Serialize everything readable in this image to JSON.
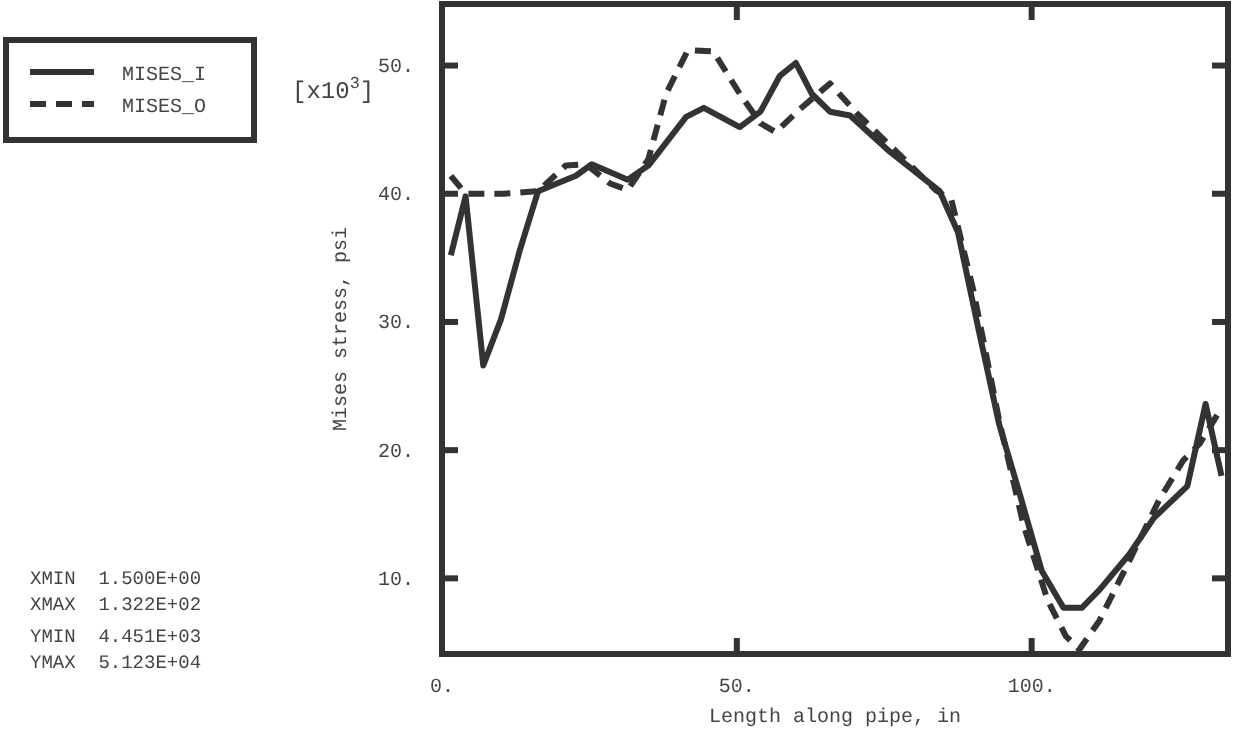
{
  "chart_data": {
    "type": "line",
    "xlabel": "Length along pipe, in",
    "ylabel": "Mises stress, psi",
    "annotations": [
      "[x10$^{3}$]",
      "XMIN  1.500E+00",
      "XMAX  1.322E+02",
      "YMIN  4.451E+03",
      "YMAX  5.123E+04"
    ],
    "xlim": [
      0,
      133.3
    ],
    "ylim": [
      4.1,
      54.8
    ],
    "xticks": [
      {
        "value": 0,
        "label": "0."
      },
      {
        "value": 50,
        "label": "50."
      },
      {
        "value": 100,
        "label": "100."
      }
    ],
    "yticks": [
      {
        "value": 10,
        "label": "10."
      },
      {
        "value": 20,
        "label": "20."
      },
      {
        "value": 30,
        "label": "30."
      },
      {
        "value": 40,
        "label": "40."
      },
      {
        "value": 50,
        "label": "50."
      }
    ],
    "grid": false,
    "legend": "top left",
    "marker": "none",
    "series": [
      {
        "name": "MISES_I",
        "color": "#333333",
        "line_style": "solid",
        "x": [
          1.5,
          4,
          7,
          10,
          13.2,
          16.3,
          22.7,
          25.4,
          31.5,
          35,
          41.4,
          44.4,
          50.5,
          54,
          57.3,
          60,
          62.7,
          65.8,
          69.2,
          75.9,
          84.4,
          87.5,
          91,
          94.5,
          97.9,
          101.7,
          105.4,
          108.5,
          111.5,
          116.6,
          120.7,
          126.4,
          129.5,
          132.2
        ],
        "values": [
          35.2,
          39.8,
          26.6,
          30.2,
          35.6,
          40.2,
          41.4,
          42.3,
          41.1,
          42.2,
          46,
          46.7,
          45.2,
          46.4,
          49.2,
          50.2,
          47.8,
          46.4,
          46.1,
          43.3,
          40.2,
          37,
          29.4,
          22,
          16.7,
          10.6,
          7.7,
          7.7,
          9.1,
          11.9,
          14.7,
          17.2,
          23.6,
          18
        ]
      },
      {
        "name": "MISES_O",
        "color": "#333333",
        "line_style": "dashed",
        "x": [
          1.5,
          4,
          10.5,
          16.3,
          21,
          24.4,
          28.5,
          31.5,
          35,
          38,
          41.7,
          46,
          50.5,
          54,
          56.6,
          60.7,
          65.8,
          70.5,
          75.9,
          83.7,
          86.4,
          90.1,
          94.5,
          98.6,
          102.7,
          105.8,
          108.1,
          111.5,
          116.6,
          121.6,
          125.7,
          128.5,
          132.2
        ],
        "values": [
          41.4,
          40,
          40,
          40.2,
          42.2,
          42.3,
          40.8,
          40.3,
          42.7,
          47.8,
          51.2,
          51.1,
          47.8,
          45.5,
          44.8,
          46.6,
          48.6,
          46.2,
          43.8,
          40.3,
          39.5,
          32.5,
          22.3,
          14.2,
          8.3,
          5.5,
          4.45,
          6.7,
          11.4,
          16.1,
          19.2,
          20.5,
          23.3
        ]
      }
    ]
  }
}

● ● ● ● ● ● ●

## WHAT THE TASK ASKS
Print each entry shown above with exact wording and no pictures.

## COMPLETE OUTPUT
Serialize everything readable in this image to JSON.
{
  "chart_data": {
    "type": "line",
    "xlabel": "Length along pipe, in",
    "ylabel": "Mises stress, psi",
    "annotations": [
      "[x10$^{3}$]",
      "XMIN  1.500E+00",
      "XMAX  1.322E+02",
      "YMIN  4.451E+03",
      "YMAX  5.123E+04"
    ],
    "xlim": [
      0,
      133.3
    ],
    "ylim": [
      4.1,
      54.8
    ],
    "xticks": [
      {
        "value": 0,
        "label": "0."
      },
      {
        "value": 50,
        "label": "50."
      },
      {
        "value": 100,
        "label": "100."
      }
    ],
    "yticks": [
      {
        "value": 10,
        "label": "10."
      },
      {
        "value": 20,
        "label": "20."
      },
      {
        "value": 30,
        "label": "30."
      },
      {
        "value": 40,
        "label": "40."
      },
      {
        "value": 50,
        "label": "50."
      }
    ],
    "grid": false,
    "legend": "top left",
    "marker": "none",
    "series": [
      {
        "name": "MISES_I",
        "color": "#333333",
        "line_style": "solid",
        "x": [
          1.5,
          4,
          7,
          10,
          13.2,
          16.3,
          22.7,
          25.4,
          31.5,
          35,
          41.4,
          44.4,
          50.5,
          54,
          57.3,
          60,
          62.7,
          65.8,
          69.2,
          75.9,
          84.4,
          87.5,
          91,
          94.5,
          97.9,
          101.7,
          105.4,
          108.5,
          111.5,
          116.6,
          120.7,
          126.4,
          129.5,
          132.2
        ],
        "values": [
          35.2,
          39.8,
          26.6,
          30.2,
          35.6,
          40.2,
          41.4,
          42.3,
          41.1,
          42.2,
          46,
          46.7,
          45.2,
          46.4,
          49.2,
          50.2,
          47.8,
          46.4,
          46.1,
          43.3,
          40.2,
          37,
          29.4,
          22,
          16.7,
          10.6,
          7.7,
          7.7,
          9.1,
          11.9,
          14.7,
          17.2,
          23.6,
          18
        ]
      },
      {
        "name": "MISES_O",
        "color": "#333333",
        "line_style": "dashed",
        "x": [
          1.5,
          4,
          10.5,
          16.3,
          21,
          24.4,
          28.5,
          31.5,
          35,
          38,
          41.7,
          46,
          50.5,
          54,
          56.6,
          60.7,
          65.8,
          70.5,
          75.9,
          83.7,
          86.4,
          90.1,
          94.5,
          98.6,
          102.7,
          105.8,
          108.1,
          111.5,
          116.6,
          121.6,
          125.7,
          128.5,
          132.2
        ],
        "values": [
          41.4,
          40,
          40,
          40.2,
          42.2,
          42.3,
          40.8,
          40.3,
          42.7,
          47.8,
          51.2,
          51.1,
          47.8,
          45.5,
          44.8,
          46.6,
          48.6,
          46.2,
          43.8,
          40.3,
          39.5,
          32.5,
          22.3,
          14.2,
          8.3,
          5.5,
          4.45,
          6.7,
          11.4,
          16.1,
          19.2,
          20.5,
          23.3
        ]
      }
    ]
  }
}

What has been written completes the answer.